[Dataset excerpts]
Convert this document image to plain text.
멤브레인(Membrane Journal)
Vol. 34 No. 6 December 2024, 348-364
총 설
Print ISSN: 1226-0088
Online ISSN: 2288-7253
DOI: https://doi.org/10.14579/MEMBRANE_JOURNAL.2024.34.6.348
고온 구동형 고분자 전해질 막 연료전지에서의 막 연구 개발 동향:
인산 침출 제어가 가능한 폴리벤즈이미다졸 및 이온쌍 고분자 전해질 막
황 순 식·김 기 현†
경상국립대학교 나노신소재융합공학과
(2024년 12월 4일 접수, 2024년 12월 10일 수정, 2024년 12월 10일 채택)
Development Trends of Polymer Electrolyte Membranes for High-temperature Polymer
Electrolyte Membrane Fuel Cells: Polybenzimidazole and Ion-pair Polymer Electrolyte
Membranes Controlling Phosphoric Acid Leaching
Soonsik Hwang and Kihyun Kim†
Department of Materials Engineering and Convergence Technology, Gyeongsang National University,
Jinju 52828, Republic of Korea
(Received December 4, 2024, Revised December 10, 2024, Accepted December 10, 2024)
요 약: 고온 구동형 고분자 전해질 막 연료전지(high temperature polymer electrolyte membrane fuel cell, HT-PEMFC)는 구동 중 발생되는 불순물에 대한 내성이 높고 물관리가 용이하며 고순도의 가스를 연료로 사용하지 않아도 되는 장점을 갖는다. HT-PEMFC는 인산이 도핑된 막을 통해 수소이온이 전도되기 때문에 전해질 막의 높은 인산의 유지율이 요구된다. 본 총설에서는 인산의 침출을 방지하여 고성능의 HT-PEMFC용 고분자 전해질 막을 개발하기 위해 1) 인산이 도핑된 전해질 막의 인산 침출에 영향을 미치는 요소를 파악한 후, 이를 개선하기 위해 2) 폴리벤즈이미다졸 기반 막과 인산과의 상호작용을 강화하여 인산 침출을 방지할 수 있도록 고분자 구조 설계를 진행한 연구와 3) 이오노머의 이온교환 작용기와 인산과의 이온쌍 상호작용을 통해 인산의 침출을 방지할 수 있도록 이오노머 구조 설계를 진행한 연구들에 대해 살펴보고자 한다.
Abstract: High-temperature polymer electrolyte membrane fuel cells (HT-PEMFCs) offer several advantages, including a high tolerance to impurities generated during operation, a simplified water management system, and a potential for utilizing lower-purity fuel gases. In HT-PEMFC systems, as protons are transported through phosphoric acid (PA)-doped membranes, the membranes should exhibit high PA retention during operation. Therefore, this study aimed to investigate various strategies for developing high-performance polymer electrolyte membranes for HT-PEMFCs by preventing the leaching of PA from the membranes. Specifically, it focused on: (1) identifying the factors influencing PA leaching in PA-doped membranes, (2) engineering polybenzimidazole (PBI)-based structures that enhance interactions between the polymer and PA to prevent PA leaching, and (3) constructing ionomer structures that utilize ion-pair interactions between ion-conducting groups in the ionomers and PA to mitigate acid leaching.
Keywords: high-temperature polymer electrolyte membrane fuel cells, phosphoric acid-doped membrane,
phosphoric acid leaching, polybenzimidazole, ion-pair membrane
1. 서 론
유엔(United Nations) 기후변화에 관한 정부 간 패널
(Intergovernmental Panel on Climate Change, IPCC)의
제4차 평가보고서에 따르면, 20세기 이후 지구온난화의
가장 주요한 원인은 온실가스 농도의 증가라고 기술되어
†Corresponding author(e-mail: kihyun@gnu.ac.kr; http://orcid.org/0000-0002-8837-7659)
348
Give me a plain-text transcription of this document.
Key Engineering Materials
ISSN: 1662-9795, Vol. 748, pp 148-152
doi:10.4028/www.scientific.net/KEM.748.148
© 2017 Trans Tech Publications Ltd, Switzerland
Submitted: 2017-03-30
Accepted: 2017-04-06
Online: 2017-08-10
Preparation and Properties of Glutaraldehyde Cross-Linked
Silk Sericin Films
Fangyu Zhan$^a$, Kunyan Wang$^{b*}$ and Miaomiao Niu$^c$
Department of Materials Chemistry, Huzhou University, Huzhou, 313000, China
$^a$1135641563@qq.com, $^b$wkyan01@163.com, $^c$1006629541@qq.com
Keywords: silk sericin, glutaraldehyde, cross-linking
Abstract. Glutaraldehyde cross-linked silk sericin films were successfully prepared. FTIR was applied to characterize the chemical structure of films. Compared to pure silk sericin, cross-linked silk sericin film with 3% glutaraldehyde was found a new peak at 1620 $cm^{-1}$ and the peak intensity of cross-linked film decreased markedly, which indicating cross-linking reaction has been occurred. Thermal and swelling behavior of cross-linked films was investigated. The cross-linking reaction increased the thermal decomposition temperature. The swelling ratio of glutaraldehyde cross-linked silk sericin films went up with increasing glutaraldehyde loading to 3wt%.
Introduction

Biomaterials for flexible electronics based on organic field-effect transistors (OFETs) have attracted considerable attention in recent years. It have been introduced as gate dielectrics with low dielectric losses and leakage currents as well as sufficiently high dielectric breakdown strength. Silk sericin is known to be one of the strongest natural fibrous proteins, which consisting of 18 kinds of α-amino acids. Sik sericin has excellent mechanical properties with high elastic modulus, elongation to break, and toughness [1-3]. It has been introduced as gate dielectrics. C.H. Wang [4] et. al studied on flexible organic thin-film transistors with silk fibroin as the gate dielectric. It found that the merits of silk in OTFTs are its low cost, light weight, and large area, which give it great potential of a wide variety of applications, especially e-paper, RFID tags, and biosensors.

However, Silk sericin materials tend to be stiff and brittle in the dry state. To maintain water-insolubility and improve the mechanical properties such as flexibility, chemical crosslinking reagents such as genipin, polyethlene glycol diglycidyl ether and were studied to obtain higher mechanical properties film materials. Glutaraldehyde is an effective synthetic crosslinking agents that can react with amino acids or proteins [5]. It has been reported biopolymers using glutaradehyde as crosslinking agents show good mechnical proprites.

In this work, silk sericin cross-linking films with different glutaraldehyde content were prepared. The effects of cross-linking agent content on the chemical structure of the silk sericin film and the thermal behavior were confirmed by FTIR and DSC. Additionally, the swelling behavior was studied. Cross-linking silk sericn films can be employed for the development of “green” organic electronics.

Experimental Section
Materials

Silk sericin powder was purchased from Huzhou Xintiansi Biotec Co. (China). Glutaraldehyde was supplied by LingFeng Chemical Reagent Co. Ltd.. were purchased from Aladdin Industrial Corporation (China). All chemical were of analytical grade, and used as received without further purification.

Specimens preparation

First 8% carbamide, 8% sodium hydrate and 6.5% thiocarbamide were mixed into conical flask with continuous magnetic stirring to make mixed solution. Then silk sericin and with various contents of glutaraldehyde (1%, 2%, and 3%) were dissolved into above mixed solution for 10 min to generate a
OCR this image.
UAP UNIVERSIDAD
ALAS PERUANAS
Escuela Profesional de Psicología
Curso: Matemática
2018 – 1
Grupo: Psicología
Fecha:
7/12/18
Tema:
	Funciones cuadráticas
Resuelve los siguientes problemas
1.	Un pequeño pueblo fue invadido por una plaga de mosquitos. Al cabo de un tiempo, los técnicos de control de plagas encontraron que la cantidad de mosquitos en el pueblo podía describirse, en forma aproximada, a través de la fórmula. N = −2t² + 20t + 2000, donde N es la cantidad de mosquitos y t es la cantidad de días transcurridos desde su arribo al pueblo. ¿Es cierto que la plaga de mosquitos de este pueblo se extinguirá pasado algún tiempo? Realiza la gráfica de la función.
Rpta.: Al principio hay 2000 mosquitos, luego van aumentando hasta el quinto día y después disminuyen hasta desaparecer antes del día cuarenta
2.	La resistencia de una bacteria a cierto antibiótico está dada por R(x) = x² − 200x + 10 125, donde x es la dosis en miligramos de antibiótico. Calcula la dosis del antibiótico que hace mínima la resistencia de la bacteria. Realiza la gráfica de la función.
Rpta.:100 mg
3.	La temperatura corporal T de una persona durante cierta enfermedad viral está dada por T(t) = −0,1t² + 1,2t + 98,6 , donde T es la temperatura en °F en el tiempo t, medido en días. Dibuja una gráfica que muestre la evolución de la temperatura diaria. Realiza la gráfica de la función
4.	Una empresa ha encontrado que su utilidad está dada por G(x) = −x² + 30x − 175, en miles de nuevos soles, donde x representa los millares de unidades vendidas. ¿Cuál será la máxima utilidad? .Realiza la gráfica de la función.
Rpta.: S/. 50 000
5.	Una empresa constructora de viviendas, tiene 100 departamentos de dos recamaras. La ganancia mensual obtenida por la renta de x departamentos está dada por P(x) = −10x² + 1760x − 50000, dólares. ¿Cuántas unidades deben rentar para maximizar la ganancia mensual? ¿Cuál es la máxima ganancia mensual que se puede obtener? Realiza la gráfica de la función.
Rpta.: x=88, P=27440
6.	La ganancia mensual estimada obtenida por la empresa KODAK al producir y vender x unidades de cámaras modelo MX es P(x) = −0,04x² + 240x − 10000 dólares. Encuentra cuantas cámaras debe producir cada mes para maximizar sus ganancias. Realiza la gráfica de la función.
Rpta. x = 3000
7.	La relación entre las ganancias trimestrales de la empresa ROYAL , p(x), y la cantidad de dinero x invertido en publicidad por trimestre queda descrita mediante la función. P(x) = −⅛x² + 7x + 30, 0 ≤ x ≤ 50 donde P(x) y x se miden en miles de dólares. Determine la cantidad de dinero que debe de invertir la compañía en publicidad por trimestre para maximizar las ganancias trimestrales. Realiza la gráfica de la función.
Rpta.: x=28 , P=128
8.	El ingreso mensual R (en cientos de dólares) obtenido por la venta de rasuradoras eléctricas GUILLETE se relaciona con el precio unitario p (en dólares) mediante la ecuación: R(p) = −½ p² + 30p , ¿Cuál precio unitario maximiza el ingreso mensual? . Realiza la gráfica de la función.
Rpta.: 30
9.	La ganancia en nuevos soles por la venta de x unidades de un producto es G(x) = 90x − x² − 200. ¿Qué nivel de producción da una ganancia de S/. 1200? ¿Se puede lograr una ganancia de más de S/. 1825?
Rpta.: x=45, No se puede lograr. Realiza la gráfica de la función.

Directions for this task:
Only lines with the word "Psicología" are wanted, so copy each one from the records.

Output of the task:
Escuela Profesional de Psicología
Grupo: Psicología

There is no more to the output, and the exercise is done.